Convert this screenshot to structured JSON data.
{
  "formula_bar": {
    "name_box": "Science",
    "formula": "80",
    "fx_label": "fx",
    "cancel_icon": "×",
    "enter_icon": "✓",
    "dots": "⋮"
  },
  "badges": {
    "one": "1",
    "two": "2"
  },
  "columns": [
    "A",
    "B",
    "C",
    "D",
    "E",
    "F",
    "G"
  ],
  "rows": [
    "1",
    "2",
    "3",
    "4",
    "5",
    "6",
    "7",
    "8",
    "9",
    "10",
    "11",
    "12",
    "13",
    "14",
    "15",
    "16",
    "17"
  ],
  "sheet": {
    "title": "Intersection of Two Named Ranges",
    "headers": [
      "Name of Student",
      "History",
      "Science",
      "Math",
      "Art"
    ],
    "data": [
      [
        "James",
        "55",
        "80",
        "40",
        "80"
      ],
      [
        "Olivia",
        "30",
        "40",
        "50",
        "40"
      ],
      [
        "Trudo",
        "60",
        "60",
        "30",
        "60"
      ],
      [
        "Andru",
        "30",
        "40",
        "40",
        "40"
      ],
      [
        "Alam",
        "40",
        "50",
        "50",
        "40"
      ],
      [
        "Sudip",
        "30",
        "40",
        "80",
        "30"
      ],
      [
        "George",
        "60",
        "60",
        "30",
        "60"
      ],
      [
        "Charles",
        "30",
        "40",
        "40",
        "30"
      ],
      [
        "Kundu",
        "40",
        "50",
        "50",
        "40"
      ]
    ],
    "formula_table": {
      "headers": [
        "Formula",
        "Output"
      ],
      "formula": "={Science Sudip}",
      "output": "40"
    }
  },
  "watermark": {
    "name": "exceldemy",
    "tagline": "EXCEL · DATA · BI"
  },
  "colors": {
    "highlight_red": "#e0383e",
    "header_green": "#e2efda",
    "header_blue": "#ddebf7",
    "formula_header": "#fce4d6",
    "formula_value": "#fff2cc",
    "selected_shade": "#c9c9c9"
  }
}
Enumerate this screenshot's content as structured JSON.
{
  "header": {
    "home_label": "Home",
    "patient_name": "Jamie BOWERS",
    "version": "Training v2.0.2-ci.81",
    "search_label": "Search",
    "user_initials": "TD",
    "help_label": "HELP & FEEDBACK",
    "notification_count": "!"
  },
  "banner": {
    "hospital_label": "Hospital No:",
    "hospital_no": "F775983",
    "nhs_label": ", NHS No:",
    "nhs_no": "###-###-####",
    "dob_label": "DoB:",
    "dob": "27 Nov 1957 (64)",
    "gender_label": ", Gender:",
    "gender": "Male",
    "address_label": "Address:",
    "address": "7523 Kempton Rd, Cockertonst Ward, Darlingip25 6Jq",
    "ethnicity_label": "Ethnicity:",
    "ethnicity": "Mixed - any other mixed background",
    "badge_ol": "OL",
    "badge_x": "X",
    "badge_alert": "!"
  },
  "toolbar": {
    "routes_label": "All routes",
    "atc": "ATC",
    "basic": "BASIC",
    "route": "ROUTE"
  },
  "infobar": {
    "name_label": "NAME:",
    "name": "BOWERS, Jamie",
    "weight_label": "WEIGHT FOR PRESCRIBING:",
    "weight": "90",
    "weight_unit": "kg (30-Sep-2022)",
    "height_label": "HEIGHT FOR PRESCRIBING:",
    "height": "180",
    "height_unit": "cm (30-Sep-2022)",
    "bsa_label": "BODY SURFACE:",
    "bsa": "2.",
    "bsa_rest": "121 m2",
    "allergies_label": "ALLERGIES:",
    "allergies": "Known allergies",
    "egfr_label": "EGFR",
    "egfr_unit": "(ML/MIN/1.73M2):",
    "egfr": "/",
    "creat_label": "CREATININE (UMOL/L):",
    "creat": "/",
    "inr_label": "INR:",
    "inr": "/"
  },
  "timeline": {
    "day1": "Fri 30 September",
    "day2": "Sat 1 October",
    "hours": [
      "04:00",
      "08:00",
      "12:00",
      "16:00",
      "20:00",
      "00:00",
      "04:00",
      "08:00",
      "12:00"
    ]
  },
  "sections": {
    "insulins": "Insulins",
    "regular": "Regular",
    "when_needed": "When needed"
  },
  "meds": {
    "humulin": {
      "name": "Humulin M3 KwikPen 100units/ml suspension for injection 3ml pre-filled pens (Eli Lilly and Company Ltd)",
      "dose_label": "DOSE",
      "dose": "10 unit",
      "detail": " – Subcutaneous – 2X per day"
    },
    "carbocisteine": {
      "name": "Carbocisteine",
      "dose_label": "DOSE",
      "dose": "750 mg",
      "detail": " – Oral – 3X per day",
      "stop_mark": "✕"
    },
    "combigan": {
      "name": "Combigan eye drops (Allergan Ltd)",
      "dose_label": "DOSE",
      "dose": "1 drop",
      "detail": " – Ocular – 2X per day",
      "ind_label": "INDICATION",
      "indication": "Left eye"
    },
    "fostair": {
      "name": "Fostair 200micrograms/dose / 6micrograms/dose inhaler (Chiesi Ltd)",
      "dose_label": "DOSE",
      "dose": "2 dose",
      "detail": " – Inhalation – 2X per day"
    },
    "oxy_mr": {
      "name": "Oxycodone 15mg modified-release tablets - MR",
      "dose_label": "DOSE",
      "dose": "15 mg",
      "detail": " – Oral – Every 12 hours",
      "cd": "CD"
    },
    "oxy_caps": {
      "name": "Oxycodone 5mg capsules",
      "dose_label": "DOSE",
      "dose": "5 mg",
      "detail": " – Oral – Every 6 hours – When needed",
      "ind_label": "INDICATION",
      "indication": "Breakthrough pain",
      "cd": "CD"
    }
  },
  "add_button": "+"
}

----

Return all of the entries word for word.

_Written reply_
Convert this screenshot to structured JSON data.
{
  "formula_bar": {
    "name_box": "Science",
    "formula": "80",
    "fx_label": "fx",
    "cancel_icon": "×",
    "enter_icon": "✓",
    "dots": "⋮"
  },
  "badges": {
    "one": "1",
    "two": "2"
  },
  "columns": [
    "A",
    "B",
    "C",
    "D",
    "E",
    "F",
    "G"
  ],
  "rows": [
    "1",
    "2",
    "3",
    "4",
    "5",
    "6",
    "7",
    "8",
    "9",
    "10",
    "11",
    "12",
    "13",
    "14",
    "15",
    "16",
    "17"
  ],
  "sheet": {
    "title": "Intersection of Two Named Ranges",
    "headers": [
      "Name of Student",
      "History",
      "Science",
      "Math",
      "Art"
    ],
    "data": [
      [
        "James",
        "55",
        "80",
        "40",
        "80"
      ],
      [
        "Olivia",
        "30",
        "40",
        "50",
        "40"
      ],
      [
        "Trudo",
        "60",
        "60",
        "30",
        "60"
      ],
      [
        "Andru",
        "30",
        "40",
        "40",
        "40"
      ],
      [
        "Alam",
        "40",
        "50",
        "50",
        "40"
      ],
      [
        "Sudip",
        "30",
        "40",
        "80",
        "30"
      ],
      [
        "George",
        "60",
        "60",
        "30",
        "60"
      ],
      [
        "Charles",
        "30",
        "40",
        "40",
        "30"
      ],
      [
        "Kundu",
        "40",
        "50",
        "50",
        "40"
      ]
    ],
    "formula_table": {
      "headers": [
        "Formula",
        "Output"
      ],
      "formula": "={Science Sudip}",
      "output": "40"
    }
  },
  "watermark": {
    "name": "exceldemy",
    "tagline": "EXCEL · DATA · BI"
  },
  "colors": {
    "highlight_red": "#e0383e",
    "header_green": "#e2efda",
    "header_blue": "#ddebf7",
    "formula_header": "#fce4d6",
    "formula_value": "#fff2cc",
    "selected_shade": "#c9c9c9"
  }
}
Enumerate this screenshot's content as structured JSON.
{
  "header": {
    "home_label": "Home",
    "patient_name": "Jamie BOWERS",
    "version": "Training v2.0.2-ci.81",
    "search_label": "Search",
    "user_initials": "TD",
    "help_label": "HELP & FEEDBACK",
    "notification_count": "!"
  },
  "banner": {
    "hospital_label": "Hospital No:",
    "hospital_no": "F775983",
    "nhs_label": ", NHS No:",
    "nhs_no": "###-###-####",
    "dob_label": "DoB:",
    "dob": "27 Nov 1957 (64)",
    "gender_label": ", Gender:",
    "gender": "Male",
    "address_label": "Address:",
    "address": "7523 Kempton Rd, Cockertonst Ward, Darlingip25 6Jq",
    "ethnicity_label": "Ethnicity:",
    "ethnicity": "Mixed - any other mixed background",
    "badge_ol": "OL",
    "badge_x": "X",
    "badge_alert": "!"
  },
  "toolbar": {
    "routes_label": "All routes",
    "atc": "ATC",
    "basic": "BASIC",
    "route": "ROUTE"
  },
  "infobar": {
    "name_label": "NAME:",
    "name": "BOWERS, Jamie",
    "weight_label": "WEIGHT FOR PRESCRIBING:",
    "weight": "90",
    "weight_unit": "kg (30-Sep-2022)",
    "height_label": "HEIGHT FOR PRESCRIBING:",
    "height": "180",
    "height_unit": "cm (30-Sep-2022)",
    "bsa_label": "BODY SURFACE:",
    "bsa": "2.",
    "bsa_rest": "121 m2",
    "allergies_label": "ALLERGIES:",
    "allergies": "Known allergies",
    "egfr_label": "EGFR",
    "egfr_unit": "(ML/MIN/1.73M2):",
    "egfr": "/",
    "creat_label": "CREATININE (UMOL/L):",
    "creat": "/",
    "inr_label": "INR:",
    "inr": "/"
  },
  "timeline": {
    "day1": "Fri 30 September",
    "day2": "Sat 1 October",
    "hours": [
      "04:00",
      "08:00",
      "12:00",
      "16:00",
      "20:00",
      "00:00",
      "04:00",
      "08:00",
      "12:00"
    ]
  },
  "sections": {
    "insulins": "Insulins",
    "regular": "Regular",
    "when_needed": "When needed"
  },
  "meds": {
    "humulin": {
      "name": "Humulin M3 KwikPen 100units/ml suspension for injection 3ml pre-filled pens (Eli Lilly and Company Ltd)",
      "dose_label": "DOSE",
      "dose": "10 unit",
      "detail": " – Subcutaneous – 2X per day"
    },
    "carbocisteine": {
      "name": "Carbocisteine",
      "dose_label": "DOSE",
      "dose": "750 mg",
      "detail": " – Oral – 3X per day",
      "stop_mark": "✕"
    },
    "combigan": {
      "name": "Combigan eye drops (Allergan Ltd)",
      "dose_label": "DOSE",
      "dose": "1 drop",
      "detail": " – Ocular – 2X per day",
      "ind_label": "INDICATION",
      "indication": "Left eye"
    },
    "fostair": {
      "name": "Fostair 200micrograms/dose / 6micrograms/dose inhaler (Chiesi Ltd)",
      "dose_label": "DOSE",
      "dose": "2 dose",
      "detail": " – Inhalation – 2X per day"
    },
    "oxy_mr": {
      "name": "Oxycodone 15mg modified-release tablets - MR",
      "dose_label": "DOSE",
      "dose": "15 mg",
      "detail": " – Oral – Every 12 hours",
      "cd": "CD"
    },
    "oxy_caps": {
      "name": "Oxycodone 5mg capsules",
      "dose_label": "DOSE",
      "dose": "5 mg",
      "detail": " – Oral – Every 6 hours – When needed",
      "ind_label": "INDICATION",
      "indication": "Breakthrough pain",
      "cd": "CD"
    }
  },
  "add_button": "+"
}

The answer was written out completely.